> _Entries of transcribed document text_:

################

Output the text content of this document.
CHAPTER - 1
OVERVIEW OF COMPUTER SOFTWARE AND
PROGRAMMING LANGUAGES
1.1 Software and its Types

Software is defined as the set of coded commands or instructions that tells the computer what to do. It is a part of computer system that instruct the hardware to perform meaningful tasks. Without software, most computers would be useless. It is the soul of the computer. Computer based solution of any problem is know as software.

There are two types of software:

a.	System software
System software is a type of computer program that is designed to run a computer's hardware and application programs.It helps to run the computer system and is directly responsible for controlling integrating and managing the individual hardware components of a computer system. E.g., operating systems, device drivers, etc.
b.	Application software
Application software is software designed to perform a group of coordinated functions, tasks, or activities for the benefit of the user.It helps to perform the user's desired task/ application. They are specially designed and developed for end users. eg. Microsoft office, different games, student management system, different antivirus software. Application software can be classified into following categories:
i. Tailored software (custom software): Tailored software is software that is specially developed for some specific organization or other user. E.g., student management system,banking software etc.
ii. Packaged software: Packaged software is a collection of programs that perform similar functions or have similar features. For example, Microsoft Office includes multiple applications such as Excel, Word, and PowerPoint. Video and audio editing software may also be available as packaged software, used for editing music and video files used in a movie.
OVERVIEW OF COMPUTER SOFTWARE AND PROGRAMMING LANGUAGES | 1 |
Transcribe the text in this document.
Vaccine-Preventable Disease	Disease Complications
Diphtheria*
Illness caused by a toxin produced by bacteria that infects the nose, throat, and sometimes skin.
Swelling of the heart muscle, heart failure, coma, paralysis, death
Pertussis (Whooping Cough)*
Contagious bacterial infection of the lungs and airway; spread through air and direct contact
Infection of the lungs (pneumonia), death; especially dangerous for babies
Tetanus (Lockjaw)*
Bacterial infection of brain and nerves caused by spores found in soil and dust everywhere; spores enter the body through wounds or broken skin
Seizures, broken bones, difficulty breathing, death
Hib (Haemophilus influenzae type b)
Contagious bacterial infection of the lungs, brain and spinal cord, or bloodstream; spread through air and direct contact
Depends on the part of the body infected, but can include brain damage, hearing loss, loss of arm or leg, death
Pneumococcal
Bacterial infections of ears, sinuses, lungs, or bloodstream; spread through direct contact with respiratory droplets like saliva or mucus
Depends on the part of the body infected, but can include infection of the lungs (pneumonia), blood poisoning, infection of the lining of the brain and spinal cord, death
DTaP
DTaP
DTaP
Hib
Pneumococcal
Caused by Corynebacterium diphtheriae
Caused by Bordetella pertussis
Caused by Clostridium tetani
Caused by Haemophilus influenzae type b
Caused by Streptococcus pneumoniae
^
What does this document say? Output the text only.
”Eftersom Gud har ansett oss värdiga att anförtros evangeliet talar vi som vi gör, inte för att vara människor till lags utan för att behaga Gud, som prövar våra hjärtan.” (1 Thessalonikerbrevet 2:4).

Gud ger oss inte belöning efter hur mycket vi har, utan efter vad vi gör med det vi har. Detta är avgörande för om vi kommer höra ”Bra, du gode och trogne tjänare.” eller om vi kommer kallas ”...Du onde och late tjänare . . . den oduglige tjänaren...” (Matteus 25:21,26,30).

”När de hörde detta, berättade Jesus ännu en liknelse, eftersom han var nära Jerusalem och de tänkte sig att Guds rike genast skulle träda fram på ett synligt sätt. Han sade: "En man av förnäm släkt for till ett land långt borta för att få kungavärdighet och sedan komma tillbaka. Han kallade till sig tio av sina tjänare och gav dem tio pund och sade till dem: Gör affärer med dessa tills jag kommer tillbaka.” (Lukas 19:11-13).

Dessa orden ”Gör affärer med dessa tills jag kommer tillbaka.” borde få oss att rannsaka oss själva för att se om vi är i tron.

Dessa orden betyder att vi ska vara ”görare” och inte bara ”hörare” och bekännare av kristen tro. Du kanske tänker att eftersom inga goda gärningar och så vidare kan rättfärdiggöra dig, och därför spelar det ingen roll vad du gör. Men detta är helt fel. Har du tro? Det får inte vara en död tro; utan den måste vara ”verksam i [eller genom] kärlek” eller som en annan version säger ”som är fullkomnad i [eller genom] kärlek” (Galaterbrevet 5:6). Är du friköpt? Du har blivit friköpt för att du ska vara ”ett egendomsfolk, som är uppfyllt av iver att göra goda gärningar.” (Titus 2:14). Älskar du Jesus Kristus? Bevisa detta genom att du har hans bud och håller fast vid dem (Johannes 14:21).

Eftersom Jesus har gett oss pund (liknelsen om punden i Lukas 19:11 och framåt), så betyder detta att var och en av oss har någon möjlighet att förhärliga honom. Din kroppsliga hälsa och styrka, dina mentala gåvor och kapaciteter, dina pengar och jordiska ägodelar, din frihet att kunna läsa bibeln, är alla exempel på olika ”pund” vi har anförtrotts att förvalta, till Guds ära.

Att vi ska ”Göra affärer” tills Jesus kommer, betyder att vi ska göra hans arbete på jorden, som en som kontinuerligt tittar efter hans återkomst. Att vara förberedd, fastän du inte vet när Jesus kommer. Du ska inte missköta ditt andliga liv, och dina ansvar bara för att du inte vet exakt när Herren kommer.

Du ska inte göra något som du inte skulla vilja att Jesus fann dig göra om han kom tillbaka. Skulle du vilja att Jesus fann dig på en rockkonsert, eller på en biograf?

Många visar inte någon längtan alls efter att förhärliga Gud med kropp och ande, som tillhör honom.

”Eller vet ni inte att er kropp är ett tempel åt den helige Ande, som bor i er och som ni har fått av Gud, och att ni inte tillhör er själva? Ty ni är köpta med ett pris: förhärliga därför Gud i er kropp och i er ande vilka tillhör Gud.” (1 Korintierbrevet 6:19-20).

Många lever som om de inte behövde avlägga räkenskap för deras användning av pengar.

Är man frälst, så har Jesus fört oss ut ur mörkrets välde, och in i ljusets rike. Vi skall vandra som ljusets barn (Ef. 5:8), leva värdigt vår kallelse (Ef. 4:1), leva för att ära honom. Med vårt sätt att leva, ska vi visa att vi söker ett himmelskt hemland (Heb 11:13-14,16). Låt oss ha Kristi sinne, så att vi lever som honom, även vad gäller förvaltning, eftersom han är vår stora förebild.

################

> _WORK TO BE COMPLETED_: Every record above is to be transcribed exactly as written.

> _EXERCISE RESPONSE_:
Output the text content of this document.
CHAPTER - 1
OVERVIEW OF COMPUTER SOFTWARE AND
PROGRAMMING LANGUAGES
1.1 Software and its Types

Software is defined as the set of coded commands or instructions that tells the computer what to do. It is a part of computer system that instruct the hardware to perform meaningful tasks. Without software, most computers would be useless. It is the soul of the computer. Computer based solution of any problem is know as software.

There are two types of software:

a.	System software
System software is a type of computer program that is designed to run a computer's hardware and application programs.It helps to run the computer system and is directly responsible for controlling integrating and managing the individual hardware components of a computer system. E.g., operating systems, device drivers, etc.
b.	Application software
Application software is software designed to perform a group of coordinated functions, tasks, or activities for the benefit of the user.It helps to perform the user's desired task/ application. They are specially designed and developed for end users. eg. Microsoft office, different games, student management system, different antivirus software. Application software can be classified into following categories:
i. Tailored software (custom software): Tailored software is software that is specially developed for some specific organization or other user. E.g., student management system,banking software etc.
ii. Packaged software: Packaged software is a collection of programs that perform similar functions or have similar features. For example, Microsoft Office includes multiple applications such as Excel, Word, and PowerPoint. Video and audio editing software may also be available as packaged software, used for editing music and video files used in a movie.
OVERVIEW OF COMPUTER SOFTWARE AND PROGRAMMING LANGUAGES | 1 |
Transcribe the text in this document.
Vaccine-Preventable Disease	Disease Complications
Diphtheria*
Illness caused by a toxin produced by bacteria that infects the nose, throat, and sometimes skin.
Swelling of the heart muscle, heart failure, coma, paralysis, death
Pertussis (Whooping Cough)*
Contagious bacterial infection of the lungs and airway; spread through air and direct contact
Infection of the lungs (pneumonia), death; especially dangerous for babies
Tetanus (Lockjaw)*
Bacterial infection of brain and nerves caused by spores found in soil and dust everywhere; spores enter the body through wounds or broken skin
Seizures, broken bones, difficulty breathing, death
Hib (Haemophilus influenzae type b)
Contagious bacterial infection of the lungs, brain and spinal cord, or bloodstream; spread through air and direct contact
Depends on the part of the body infected, but can include brain damage, hearing loss, loss of arm or leg, death
Pneumococcal
Bacterial infections of ears, sinuses, lungs, or bloodstream; spread through direct contact with respiratory droplets like saliva or mucus
Depends on the part of the body infected, but can include infection of the lungs (pneumonia), blood poisoning, infection of the lining of the brain and spinal cord, death
DTaP
DTaP
DTaP
Hib
Pneumococcal
Caused by Corynebacterium diphtheriae
Caused by Bordetella pertussis
Caused by Clostridium tetani
Caused by Haemophilus influenzae type b
Caused by Streptococcus pneumoniae
^
What does this document say? Output the text only.
”Eftersom Gud har ansett oss värdiga att anförtros evangeliet talar vi som vi gör, inte för att vara människor till lags utan för att behaga Gud, som prövar våra hjärtan.” (1 Thessalonikerbrevet 2:4).

Gud ger oss inte belöning efter hur mycket vi har, utan efter vad vi gör med det vi har. Detta är avgörande för om vi kommer höra ”Bra, du gode och trogne tjänare.” eller om vi kommer kallas ”...Du onde och late tjänare . . . den oduglige tjänaren...” (Matteus 25:21,26,30).

”När de hörde detta, berättade Jesus ännu en liknelse, eftersom han var nära Jerusalem och de tänkte sig att Guds rike genast skulle träda fram på ett synligt sätt. Han sade: "En man av förnäm släkt for till ett land långt borta för att få kungavärdighet och sedan komma tillbaka. Han kallade till sig tio av sina tjänare och gav dem tio pund och sade till dem: Gör affärer med dessa tills jag kommer tillbaka.” (Lukas 19:11-13).

Dessa orden ”Gör affärer med dessa tills jag kommer tillbaka.” borde få oss att rannsaka oss själva för att se om vi är i tron.

Dessa orden betyder att vi ska vara ”görare” och inte bara ”hörare” och bekännare av kristen tro. Du kanske tänker att eftersom inga goda gärningar och så vidare kan rättfärdiggöra dig, och därför spelar det ingen roll vad du gör. Men detta är helt fel. Har du tro? Det får inte vara en död tro; utan den måste vara ”verksam i [eller genom] kärlek” eller som en annan version säger ”som är fullkomnad i [eller genom] kärlek” (Galaterbrevet 5:6). Är du friköpt? Du har blivit friköpt för att du ska vara ”ett egendomsfolk, som är uppfyllt av iver att göra goda gärningar.” (Titus 2:14). Älskar du Jesus Kristus? Bevisa detta genom att du har hans bud och håller fast vid dem (Johannes 14:21).

Eftersom Jesus har gett oss pund (liknelsen om punden i Lukas 19:11 och framåt), så betyder detta att var och en av oss har någon möjlighet att förhärliga honom. Din kroppsliga hälsa och styrka, dina mentala gåvor och kapaciteter, dina pengar och jordiska ägodelar, din frihet att kunna läsa bibeln, är alla exempel på olika ”pund” vi har anförtrotts att förvalta, till Guds ära.

Att vi ska ”Göra affärer” tills Jesus kommer, betyder att vi ska göra hans arbete på jorden, som en som kontinuerligt tittar efter hans återkomst. Att vara förberedd, fastän du inte vet när Jesus kommer. Du ska inte missköta ditt andliga liv, och dina ansvar bara för att du inte vet exakt när Herren kommer.

Du ska inte göra något som du inte skulla vilja att Jesus fann dig göra om han kom tillbaka. Skulle du vilja att Jesus fann dig på en rockkonsert, eller på en biograf?

Många visar inte någon längtan alls efter att förhärliga Gud med kropp och ande, som tillhör honom.

”Eller vet ni inte att er kropp är ett tempel åt den helige Ande, som bor i er och som ni har fått av Gud, och att ni inte tillhör er själva? Ty ni är köpta med ett pris: förhärliga därför Gud i er kropp och i er ande vilka tillhör Gud.” (1 Korintierbrevet 6:19-20).

Många lever som om de inte behövde avlägga räkenskap för deras användning av pengar.

Är man frälst, så har Jesus fört oss ut ur mörkrets välde, och in i ljusets rike. Vi skall vandra som ljusets barn (Ef. 5:8), leva värdigt vår kallelse (Ef. 4:1), leva för att ära honom. Med vårt sätt att leva, ska vi visa att vi söker ett himmelskt hemland (Heb 11:13-14,16). Låt oss ha Kristi sinne, så att vi lever som honom, även vad gäller förvaltning, eftersom han är vår stora förebild.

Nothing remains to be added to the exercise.